A nod to the past; a reason to believe in the future

The Globe and Mail
By Roy MacGregor, The Globe and Mail Posted Friday, November 20, 2009 11:18 PM ET

There are times when a willing suspension of disbelief helps.

Take the situation here in Windsor Friday yesterday morning, with traffic stopped while the town's ice-surfacing machine - an Olympia, though everyone calls it the "Zamboni" - rolls down the road and over the bridge while little children cheer and senior citizens wave tiny paper flags.

This town bills itself as "The Birthplace of Hockey," and if the Olympic Torch is going to burn along Water Street we better pretend the path forward is frozen.

It is a dicey issue, the origins of the national game.

Kingston, Ont., says it invented hockey. McGill University claims the first real game was played March 3, 1875. There is debatable evidence the Franklin Expedition soldiers were playing hockey earlier.

And, of course, Windsor claims that favourite local scribbler Thomas Chandler Haliburton took note of the boys of King's College School "hollerin' and whoopin' like mad with pleasure" as they skated on frozen Long Pond with things that looked like tree branches and a hard, round frozen object that may or not have dropped from a horse.

▶ Recorded data
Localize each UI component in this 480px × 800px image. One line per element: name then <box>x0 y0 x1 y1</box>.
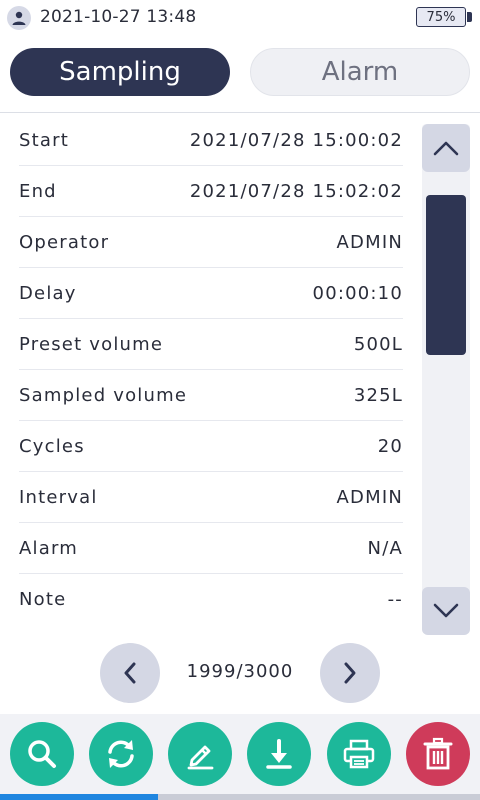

▶ Problem description
Transcribe the stretch of the Windsor hockey article from "A nod to the" through "the national game.".

▶ The answer
A nod to the past; a reason to believe in the future

The Globe and Mail
By Roy MacGregor, The Globe and Mail Posted Friday, November 20, 2009 11:18 PM ET

There are times when a willing suspension of disbelief helps.

Take the situation here in Windsor Friday yesterday morning, with traffic stopped while the town's ice-surfacing machine - an Olympia, though everyone calls it the "Zamboni" - rolls down the road and over the bridge while little children cheer and senior citizens wave tiny paper flags.

This town bills itself as "The Birthplace of Hockey," and if the Olympic Torch is going to burn along Water Street we better pretend the path forward is frozen.

It is a dicey issue, the origins of the national game.